STATED TASK
Give only one thing: the number of lines that include the word "colors".

Extracted data entries
....................

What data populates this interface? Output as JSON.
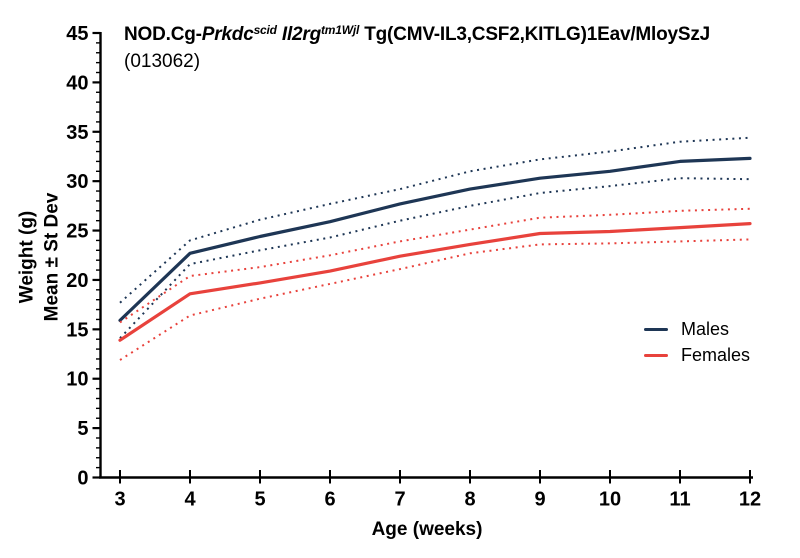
{
  "chart_data": {
    "type": "line",
    "title": "NOD.Cg-Prkdcscid Il2rgtm1Wjl Tg(CMV-IL3,CSF2,KITLG)1Eav/MloySzJ",
    "title_segments": [
      {
        "text": "NOD.Cg-",
        "italic": false,
        "sup": false
      },
      {
        "text": "Prkdc",
        "italic": true,
        "sup": false
      },
      {
        "text": "scid",
        "italic": true,
        "sup": true
      },
      {
        "text": " ",
        "italic": false,
        "sup": false
      },
      {
        "text": "Il2rg",
        "italic": true,
        "sup": false
      },
      {
        "text": "tm1Wjl",
        "italic": true,
        "sup": true
      },
      {
        "text": " Tg(CMV-IL3,CSF2,KITLG)1Eav/MloySzJ",
        "italic": false,
        "sup": false
      }
    ],
    "subtitle": "(013062)",
    "xlabel": "Age (weeks)",
    "ylabel_line1": "Weight (g)",
    "ylabel_line2": "Mean ± St Dev",
    "x": [
      3,
      4,
      5,
      6,
      7,
      8,
      9,
      10,
      11,
      12
    ],
    "xlim": [
      3,
      12
    ],
    "ylim": [
      0,
      45
    ],
    "y_major_step": 5,
    "y_minor_step": 1,
    "x_tick_labels": [
      "3",
      "4",
      "5",
      "6",
      "7",
      "8",
      "9",
      "10",
      "11",
      "12"
    ],
    "y_tick_labels": [
      "0",
      "5",
      "10",
      "15",
      "20",
      "25",
      "30",
      "35",
      "40",
      "45"
    ],
    "grid": false,
    "axis_color": "#000000",
    "series": [
      {
        "name": "Males mean",
        "color": "#1e3655",
        "line": "solid",
        "values": [
          15.9,
          22.7,
          24.4,
          25.9,
          27.7,
          29.2,
          30.3,
          31.0,
          32.0,
          32.3
        ]
      },
      {
        "name": "Males mean plus SD",
        "color": "#1e3655",
        "line": "dotted",
        "values": [
          17.7,
          24.0,
          26.1,
          27.7,
          29.2,
          31.0,
          32.2,
          33.0,
          34.0,
          34.4
        ]
      },
      {
        "name": "Males mean minus SD",
        "color": "#1e3655",
        "line": "dotted",
        "values": [
          14.1,
          21.6,
          23.0,
          24.3,
          26.0,
          27.5,
          28.8,
          29.5,
          30.3,
          30.2
        ]
      },
      {
        "name": "Females mean",
        "color": "#e8423c",
        "line": "solid",
        "values": [
          13.9,
          18.6,
          19.7,
          20.9,
          22.4,
          23.6,
          24.7,
          24.9,
          25.3,
          25.7
        ]
      },
      {
        "name": "Females mean plus SD",
        "color": "#e8423c",
        "line": "dotted",
        "values": [
          15.7,
          20.4,
          21.3,
          22.5,
          23.9,
          25.1,
          26.3,
          26.6,
          27.0,
          27.2
        ]
      },
      {
        "name": "Females mean minus SD",
        "color": "#e8423c",
        "line": "dotted",
        "values": [
          11.9,
          16.4,
          18.1,
          19.6,
          21.1,
          22.7,
          23.6,
          23.7,
          23.9,
          24.1
        ]
      }
    ],
    "legend": [
      {
        "label": "Males",
        "color": "#1e3655"
      },
      {
        "label": "Females",
        "color": "#e8423c"
      }
    ],
    "legend_position": "right-middle"
  }
}
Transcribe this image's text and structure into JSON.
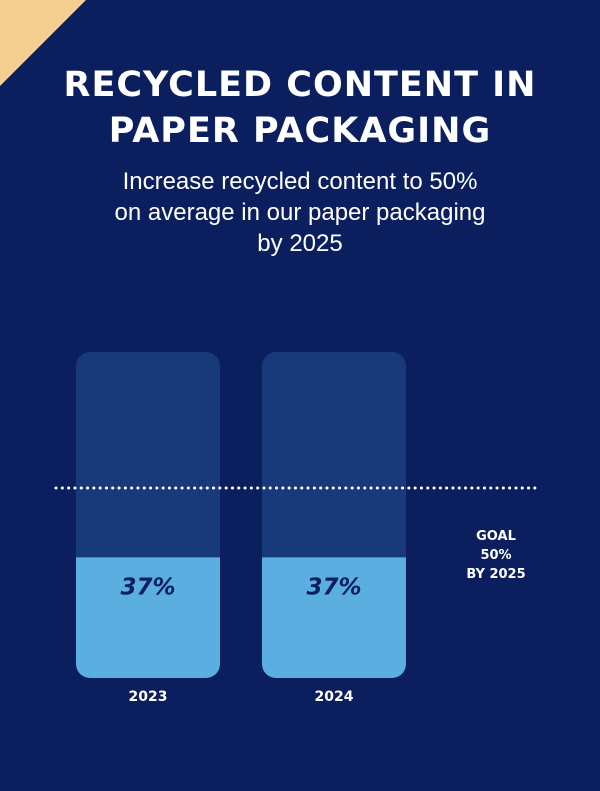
{
  "header": {
    "title_line1": "RECYCLED CONTENT IN",
    "title_line2": "PAPER PACKAGING",
    "subtitle_line1": "Increase recycled content to 50%",
    "subtitle_line2": "on average in our paper packaging",
    "subtitle_line3": "by 2025"
  },
  "colors": {
    "background": "#0b1f5f",
    "bar_track": "#18397a",
    "bar_fill": "#5aaee0",
    "corner_accent": "#f5cf8f",
    "text": "#ffffff"
  },
  "chart_data": {
    "type": "bar",
    "categories": [
      "2023",
      "2024"
    ],
    "values": [
      37,
      37
    ],
    "value_labels": [
      "37%",
      "37%"
    ],
    "ylim": [
      0,
      100
    ],
    "goal": {
      "value": 50,
      "label_lines": [
        "GOAL",
        "50%",
        "BY 2025"
      ]
    },
    "grid": false
  }
}
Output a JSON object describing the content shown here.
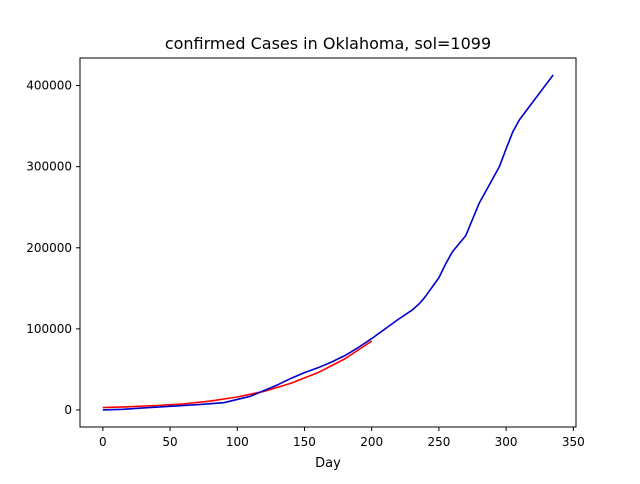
{
  "chart_data": {
    "type": "line",
    "title": "confirmed Cases in Oklahoma, sol=1099",
    "xlabel": "Day",
    "ylabel": "",
    "xlim": [
      -17,
      352
    ],
    "ylim": [
      -21000,
      434000
    ],
    "xticks": [
      0,
      50,
      100,
      150,
      200,
      250,
      300,
      350
    ],
    "yticks": [
      0,
      100000,
      200000,
      300000,
      400000
    ],
    "xtick_labels": [
      "0",
      "50",
      "100",
      "150",
      "200",
      "250",
      "300",
      "350"
    ],
    "ytick_labels": [
      "0",
      "100000",
      "200000",
      "300000",
      "400000"
    ],
    "grid": false,
    "series": [
      {
        "color": "#ff0000",
        "x": [
          0,
          20,
          40,
          60,
          80,
          100,
          120,
          140,
          160,
          180,
          200
        ],
        "y": [
          3000,
          4000,
          5500,
          7500,
          11000,
          16000,
          23000,
          33000,
          46000,
          63000,
          85000
        ]
      },
      {
        "color": "#0000cd",
        "x": [
          0,
          15,
          30,
          50,
          70,
          90,
          100,
          110,
          120,
          130,
          140,
          150,
          160,
          170,
          180,
          190,
          200,
          210,
          220,
          230,
          236,
          240,
          250,
          255,
          260,
          270,
          280,
          290,
          295,
          300,
          305,
          310,
          320,
          330,
          335
        ],
        "y": [
          0,
          800,
          2500,
          4500,
          6500,
          9000,
          13000,
          17000,
          24000,
          31000,
          39000,
          46000,
          52000,
          59000,
          67000,
          77000,
          88000,
          100000,
          112000,
          123000,
          132000,
          140000,
          163000,
          180000,
          195000,
          215000,
          255000,
          285000,
          300000,
          322000,
          343000,
          358000,
          380000,
          402000,
          413000
        ]
      }
    ]
  }
}
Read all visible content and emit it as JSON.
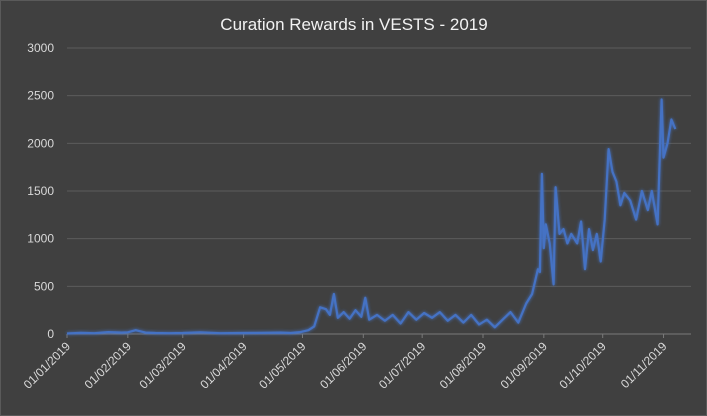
{
  "chart_data": {
    "type": "line",
    "title": "Curation Rewards in VESTS - 2019",
    "xlabel": "",
    "ylabel": "",
    "ylim": [
      0,
      3000
    ],
    "yticks": [
      0,
      500,
      1000,
      1500,
      2000,
      2500,
      3000
    ],
    "x_range": [
      "01/01/2019",
      "15/11/2019"
    ],
    "xtick_labels": [
      "01/01/2019",
      "01/02/2019",
      "01/03/2019",
      "01/04/2019",
      "01/05/2019",
      "01/06/2019",
      "01/07/2019",
      "01/08/2019",
      "01/09/2019",
      "01/10/2019",
      "01/11/2019"
    ],
    "grid": true,
    "legend": "none",
    "series": [
      {
        "color": "#4472c4",
        "points": [
          [
            "01/01/2019",
            5
          ],
          [
            "08/01/2019",
            12
          ],
          [
            "15/01/2019",
            8
          ],
          [
            "22/01/2019",
            20
          ],
          [
            "29/01/2019",
            15
          ],
          [
            "01/02/2019",
            18
          ],
          [
            "05/02/2019",
            40
          ],
          [
            "10/02/2019",
            15
          ],
          [
            "15/02/2019",
            10
          ],
          [
            "22/02/2019",
            8
          ],
          [
            "01/03/2019",
            10
          ],
          [
            "10/03/2019",
            18
          ],
          [
            "20/03/2019",
            8
          ],
          [
            "01/04/2019",
            10
          ],
          [
            "10/04/2019",
            12
          ],
          [
            "20/04/2019",
            15
          ],
          [
            "25/04/2019",
            10
          ],
          [
            "30/04/2019",
            20
          ],
          [
            "04/05/2019",
            40
          ],
          [
            "07/05/2019",
            80
          ],
          [
            "10/05/2019",
            280
          ],
          [
            "13/05/2019",
            260
          ],
          [
            "15/05/2019",
            200
          ],
          [
            "17/05/2019",
            420
          ],
          [
            "19/05/2019",
            170
          ],
          [
            "22/05/2019",
            230
          ],
          [
            "25/05/2019",
            160
          ],
          [
            "28/05/2019",
            250
          ],
          [
            "31/05/2019",
            180
          ],
          [
            "02/06/2019",
            380
          ],
          [
            "04/06/2019",
            150
          ],
          [
            "08/06/2019",
            200
          ],
          [
            "12/06/2019",
            140
          ],
          [
            "16/06/2019",
            200
          ],
          [
            "20/06/2019",
            110
          ],
          [
            "24/06/2019",
            230
          ],
          [
            "28/06/2019",
            150
          ],
          [
            "02/07/2019",
            220
          ],
          [
            "06/07/2019",
            170
          ],
          [
            "10/07/2019",
            230
          ],
          [
            "14/07/2019",
            140
          ],
          [
            "18/07/2019",
            200
          ],
          [
            "22/07/2019",
            120
          ],
          [
            "26/07/2019",
            200
          ],
          [
            "30/07/2019",
            100
          ],
          [
            "03/08/2019",
            150
          ],
          [
            "07/08/2019",
            70
          ],
          [
            "11/08/2019",
            150
          ],
          [
            "15/08/2019",
            230
          ],
          [
            "19/08/2019",
            120
          ],
          [
            "23/08/2019",
            320
          ],
          [
            "26/08/2019",
            420
          ],
          [
            "29/08/2019",
            680
          ],
          [
            "30/08/2019",
            650
          ],
          [
            "31/08/2019",
            1680
          ],
          [
            "01/09/2019",
            900
          ],
          [
            "02/09/2019",
            1150
          ],
          [
            "04/09/2019",
            950
          ],
          [
            "06/09/2019",
            520
          ],
          [
            "07/09/2019",
            1540
          ],
          [
            "09/09/2019",
            1050
          ],
          [
            "11/09/2019",
            1100
          ],
          [
            "13/09/2019",
            950
          ],
          [
            "15/09/2019",
            1050
          ],
          [
            "18/09/2019",
            950
          ],
          [
            "20/09/2019",
            1180
          ],
          [
            "22/09/2019",
            680
          ],
          [
            "24/09/2019",
            1100
          ],
          [
            "26/09/2019",
            880
          ],
          [
            "28/09/2019",
            1050
          ],
          [
            "30/09/2019",
            760
          ],
          [
            "02/10/2019",
            1200
          ],
          [
            "04/10/2019",
            1940
          ],
          [
            "06/10/2019",
            1700
          ],
          [
            "08/10/2019",
            1600
          ],
          [
            "10/10/2019",
            1350
          ],
          [
            "12/10/2019",
            1480
          ],
          [
            "15/10/2019",
            1400
          ],
          [
            "18/10/2019",
            1200
          ],
          [
            "21/10/2019",
            1500
          ],
          [
            "24/10/2019",
            1300
          ],
          [
            "26/10/2019",
            1500
          ],
          [
            "29/10/2019",
            1150
          ],
          [
            "31/10/2019",
            2460
          ],
          [
            "01/11/2019",
            1850
          ],
          [
            "03/11/2019",
            2000
          ],
          [
            "05/11/2019",
            2250
          ],
          [
            "07/11/2019",
            2150
          ]
        ]
      }
    ]
  }
}
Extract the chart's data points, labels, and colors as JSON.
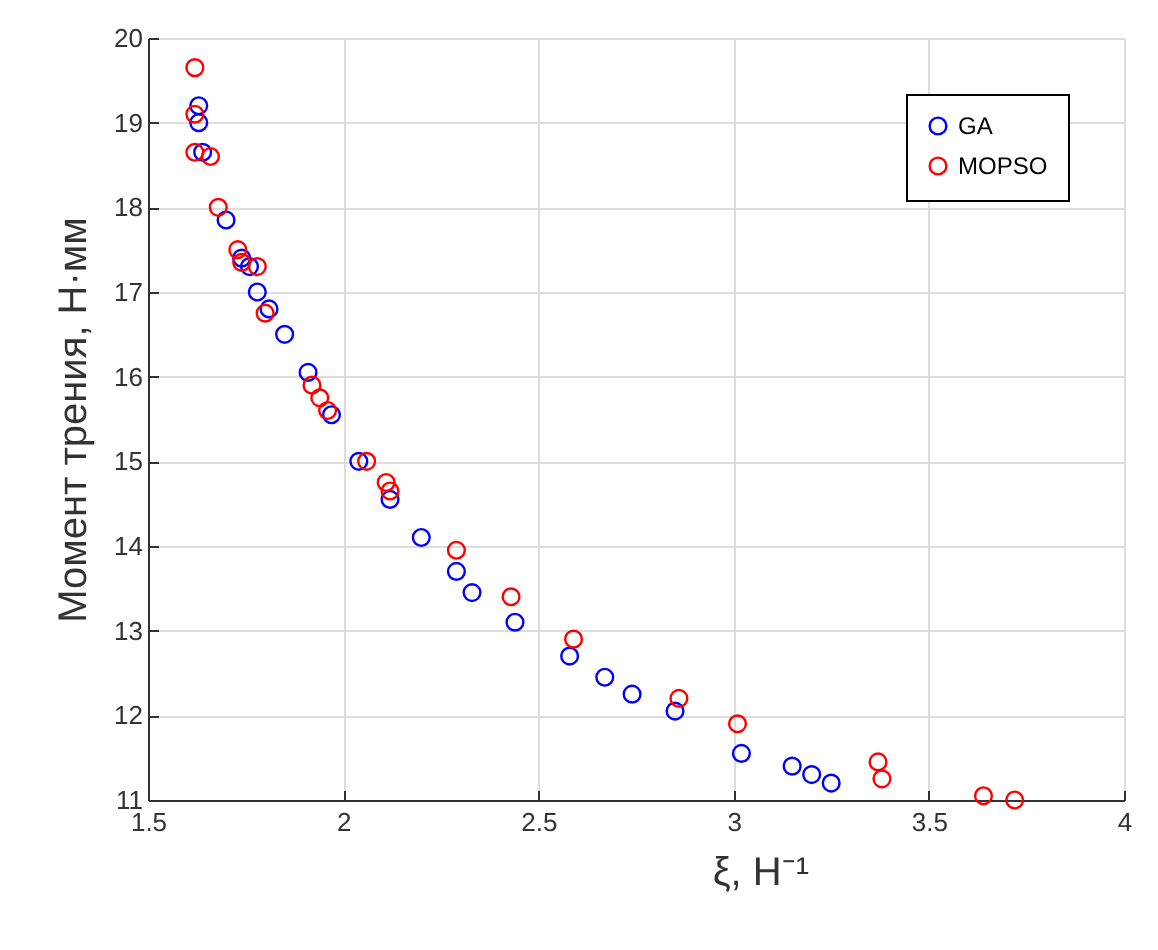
{
  "chart_data": {
    "type": "scatter",
    "xlabel": "ξ, Н⁻¹",
    "ylabel": "Момент трения, Н·мм",
    "xlim": [
      1.5,
      4
    ],
    "xticks": [
      1.5,
      2,
      2.5,
      3,
      3.5,
      4
    ],
    "ylim": [
      11,
      20
    ],
    "yticks": [
      11,
      12,
      13,
      14,
      15,
      16,
      17,
      18,
      19,
      20
    ],
    "grid": true,
    "legend": "top right",
    "marker": "circle",
    "series": [
      {
        "name": "GA",
        "color": "#0000ff",
        "x": [
          1.63,
          1.63,
          1.64,
          1.7,
          1.74,
          1.76,
          1.78,
          1.81,
          1.85,
          1.91,
          1.97,
          2.04,
          2.12,
          2.2,
          2.29,
          2.33,
          2.44,
          2.58,
          2.67,
          2.74,
          2.85,
          3.02,
          3.15,
          3.2,
          3.25
        ],
        "values": [
          19.2,
          19.0,
          18.65,
          17.85,
          17.4,
          17.3,
          17.0,
          16.8,
          16.5,
          16.05,
          15.55,
          15.0,
          14.55,
          14.1,
          13.7,
          13.45,
          13.1,
          12.7,
          12.45,
          12.25,
          12.05,
          11.55,
          11.4,
          11.3,
          11.2
        ]
      },
      {
        "name": "MOPSO",
        "color": "#ff0000",
        "x": [
          1.62,
          1.62,
          1.62,
          1.66,
          1.68,
          1.73,
          1.74,
          1.78,
          1.8,
          1.92,
          1.94,
          1.96,
          2.06,
          2.11,
          2.12,
          2.29,
          2.43,
          2.59,
          2.86,
          3.01,
          3.37,
          3.38,
          3.64,
          3.72
        ],
        "values": [
          19.65,
          19.1,
          18.65,
          18.6,
          18.0,
          17.5,
          17.35,
          17.3,
          16.75,
          15.9,
          15.75,
          15.6,
          15.0,
          14.75,
          14.65,
          13.95,
          13.4,
          12.9,
          12.2,
          11.9,
          11.45,
          11.25,
          11.05,
          11.0
        ]
      }
    ]
  }
}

....................

EXERCISE OUTPUT
2